── Listed records ──

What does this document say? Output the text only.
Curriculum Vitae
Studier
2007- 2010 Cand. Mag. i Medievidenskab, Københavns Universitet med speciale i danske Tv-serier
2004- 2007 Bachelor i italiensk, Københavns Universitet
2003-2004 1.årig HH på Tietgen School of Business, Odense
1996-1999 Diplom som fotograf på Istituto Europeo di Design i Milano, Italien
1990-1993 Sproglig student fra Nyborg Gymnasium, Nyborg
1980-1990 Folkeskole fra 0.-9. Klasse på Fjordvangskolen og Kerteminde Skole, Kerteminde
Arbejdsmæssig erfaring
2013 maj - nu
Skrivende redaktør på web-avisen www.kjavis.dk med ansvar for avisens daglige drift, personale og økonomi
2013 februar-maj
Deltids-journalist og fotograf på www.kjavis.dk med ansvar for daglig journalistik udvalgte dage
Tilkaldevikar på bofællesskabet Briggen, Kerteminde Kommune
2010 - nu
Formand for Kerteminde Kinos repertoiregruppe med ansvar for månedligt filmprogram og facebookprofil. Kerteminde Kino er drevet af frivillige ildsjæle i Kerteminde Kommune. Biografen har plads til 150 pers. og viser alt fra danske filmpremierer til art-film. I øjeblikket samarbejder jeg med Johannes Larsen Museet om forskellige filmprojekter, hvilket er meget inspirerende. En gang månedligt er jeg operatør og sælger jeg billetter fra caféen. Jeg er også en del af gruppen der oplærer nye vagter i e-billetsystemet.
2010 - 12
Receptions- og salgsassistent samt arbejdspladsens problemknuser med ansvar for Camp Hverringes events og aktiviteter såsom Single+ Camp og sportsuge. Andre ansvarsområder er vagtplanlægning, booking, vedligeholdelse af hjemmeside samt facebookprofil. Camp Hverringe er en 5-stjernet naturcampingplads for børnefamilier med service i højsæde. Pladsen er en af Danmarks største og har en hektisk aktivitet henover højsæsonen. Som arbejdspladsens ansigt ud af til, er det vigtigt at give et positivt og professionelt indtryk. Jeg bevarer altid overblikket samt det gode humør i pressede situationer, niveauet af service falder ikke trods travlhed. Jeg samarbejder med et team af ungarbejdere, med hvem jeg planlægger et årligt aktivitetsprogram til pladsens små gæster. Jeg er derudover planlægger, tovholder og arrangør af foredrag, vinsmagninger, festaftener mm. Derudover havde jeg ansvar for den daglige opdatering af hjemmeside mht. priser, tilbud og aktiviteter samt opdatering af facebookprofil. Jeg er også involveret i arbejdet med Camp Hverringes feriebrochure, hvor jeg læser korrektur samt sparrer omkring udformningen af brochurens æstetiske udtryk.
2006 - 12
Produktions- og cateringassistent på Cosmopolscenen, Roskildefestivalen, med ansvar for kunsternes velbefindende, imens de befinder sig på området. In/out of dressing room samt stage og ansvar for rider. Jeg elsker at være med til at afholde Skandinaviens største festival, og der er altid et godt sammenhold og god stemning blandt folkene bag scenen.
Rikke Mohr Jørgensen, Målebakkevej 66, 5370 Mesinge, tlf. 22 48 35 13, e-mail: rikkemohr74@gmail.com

───

Reproduce the full set of records precisely.

*Completed exercise*.
What does this document say? Output the text only.
Curriculum Vitae
Studier
2007- 2010 Cand. Mag. i Medievidenskab, Københavns Universitet med speciale i danske Tv-serier
2004- 2007 Bachelor i italiensk, Københavns Universitet
2003-2004 1.årig HH på Tietgen School of Business, Odense
1996-1999 Diplom som fotograf på Istituto Europeo di Design i Milano, Italien
1990-1993 Sproglig student fra Nyborg Gymnasium, Nyborg
1980-1990 Folkeskole fra 0.-9. Klasse på Fjordvangskolen og Kerteminde Skole, Kerteminde
Arbejdsmæssig erfaring
2013 maj - nu
Skrivende redaktør på web-avisen www.kjavis.dk med ansvar for avisens daglige drift, personale og økonomi
2013 februar-maj
Deltids-journalist og fotograf på www.kjavis.dk med ansvar for daglig journalistik udvalgte dage
Tilkaldevikar på bofællesskabet Briggen, Kerteminde Kommune
2010 - nu
Formand for Kerteminde Kinos repertoiregruppe med ansvar for månedligt filmprogram og facebookprofil. Kerteminde Kino er drevet af frivillige ildsjæle i Kerteminde Kommune. Biografen har plads til 150 pers. og viser alt fra danske filmpremierer til art-film. I øjeblikket samarbejder jeg med Johannes Larsen Museet om forskellige filmprojekter, hvilket er meget inspirerende. En gang månedligt er jeg operatør og sælger jeg billetter fra caféen. Jeg er også en del af gruppen der oplærer nye vagter i e-billetsystemet.
2010 - 12
Receptions- og salgsassistent samt arbejdspladsens problemknuser med ansvar for Camp Hverringes events og aktiviteter såsom Single+ Camp og sportsuge. Andre ansvarsområder er vagtplanlægning, booking, vedligeholdelse af hjemmeside samt facebookprofil. Camp Hverringe er en 5-stjernet naturcampingplads for børnefamilier med service i højsæde. Pladsen er en af Danmarks største og har en hektisk aktivitet henover højsæsonen. Som arbejdspladsens ansigt ud af til, er det vigtigt at give et positivt og professionelt indtryk. Jeg bevarer altid overblikket samt det gode humør i pressede situationer, niveauet af service falder ikke trods travlhed. Jeg samarbejder med et team af ungarbejdere, med hvem jeg planlægger et årligt aktivitetsprogram til pladsens små gæster. Jeg er derudover planlægger, tovholder og arrangør af foredrag, vinsmagninger, festaftener mm. Derudover havde jeg ansvar for den daglige opdatering af hjemmeside mht. priser, tilbud og aktiviteter samt opdatering af facebookprofil. Jeg er også involveret i arbejdet med Camp Hverringes feriebrochure, hvor jeg læser korrektur samt sparrer omkring udformningen af brochurens æstetiske udtryk.
2006 - 12
Produktions- og cateringassistent på Cosmopolscenen, Roskildefestivalen, med ansvar for kunsternes velbefindende, imens de befinder sig på området. In/out of dressing room samt stage og ansvar for rider. Jeg elsker at være med til at afholde Skandinaviens største festival, og der er altid et godt sammenhold og god stemning blandt folkene bag scenen.
Rikke Mohr Jørgensen, Målebakkevej 66, 5370 Mesinge, tlf. 22 48 35 13, e-mail: rikkemohr74@gmail.com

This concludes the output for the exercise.